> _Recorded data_
◇ ◇ ◇

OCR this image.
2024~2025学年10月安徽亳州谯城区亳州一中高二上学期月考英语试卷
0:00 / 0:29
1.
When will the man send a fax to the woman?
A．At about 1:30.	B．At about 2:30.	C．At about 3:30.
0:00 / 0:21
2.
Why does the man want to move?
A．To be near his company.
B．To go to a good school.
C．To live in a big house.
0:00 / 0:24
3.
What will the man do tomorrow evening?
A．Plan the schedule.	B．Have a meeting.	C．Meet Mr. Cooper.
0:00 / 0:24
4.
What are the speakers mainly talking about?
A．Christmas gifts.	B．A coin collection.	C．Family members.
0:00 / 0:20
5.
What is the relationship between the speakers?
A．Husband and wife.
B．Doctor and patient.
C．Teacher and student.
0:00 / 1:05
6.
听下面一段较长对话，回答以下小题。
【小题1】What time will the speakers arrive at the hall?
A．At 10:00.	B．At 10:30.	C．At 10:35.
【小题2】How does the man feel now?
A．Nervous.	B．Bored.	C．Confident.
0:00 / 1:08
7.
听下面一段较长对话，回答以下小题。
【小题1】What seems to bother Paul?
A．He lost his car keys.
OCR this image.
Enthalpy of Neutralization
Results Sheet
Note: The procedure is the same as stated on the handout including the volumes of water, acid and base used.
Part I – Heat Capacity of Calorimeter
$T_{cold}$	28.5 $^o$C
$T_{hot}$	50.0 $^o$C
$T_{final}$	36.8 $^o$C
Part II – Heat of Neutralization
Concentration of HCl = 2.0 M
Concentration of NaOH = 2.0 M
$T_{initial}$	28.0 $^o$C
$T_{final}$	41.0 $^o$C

◇ ◇ ◇

> _WORK INSTRUCTIONS_
Could you transcribe the records in full, exactly?

> _TASK OUTPUT_
OCR this image.
2024~2025学年10月安徽亳州谯城区亳州一中高二上学期月考英语试卷
0:00 / 0:29
1.
When will the man send a fax to the woman?
A．At about 1:30.	B．At about 2:30.	C．At about 3:30.
0:00 / 0:21
2.
Why does the man want to move?
A．To be near his company.
B．To go to a good school.
C．To live in a big house.
0:00 / 0:24
3.
What will the man do tomorrow evening?
A．Plan the schedule.	B．Have a meeting.	C．Meet Mr. Cooper.
0:00 / 0:24
4.
What are the speakers mainly talking about?
A．Christmas gifts.	B．A coin collection.	C．Family members.
0:00 / 0:20
5.
What is the relationship between the speakers?
A．Husband and wife.
B．Doctor and patient.
C．Teacher and student.
0:00 / 1:05
6.
听下面一段较长对话，回答以下小题。
【小题1】What time will the speakers arrive at the hall?
A．At 10:00.	B．At 10:30.	C．At 10:35.
【小题2】How does the man feel now?
A．Nervous.	B．Bored.	C．Confident.
0:00 / 1:08
7.
听下面一段较长对话，回答以下小题。
【小题1】What seems to bother Paul?
A．He lost his car keys.
OCR this image.
Enthalpy of Neutralization
Results Sheet
Note: The procedure is the same as stated on the handout including the volumes of water, acid and base used.
Part I – Heat Capacity of Calorimeter
$T_{cold}$	28.5 $^o$C
$T_{hot}$	50.0 $^o$C
$T_{final}$	36.8 $^o$C
Part II – Heat of Neutralization
Concentration of HCl = 2.0 M
Concentration of NaOH = 2.0 M
$T_{initial}$	28.0 $^o$C
$T_{final}$	41.0 $^o$C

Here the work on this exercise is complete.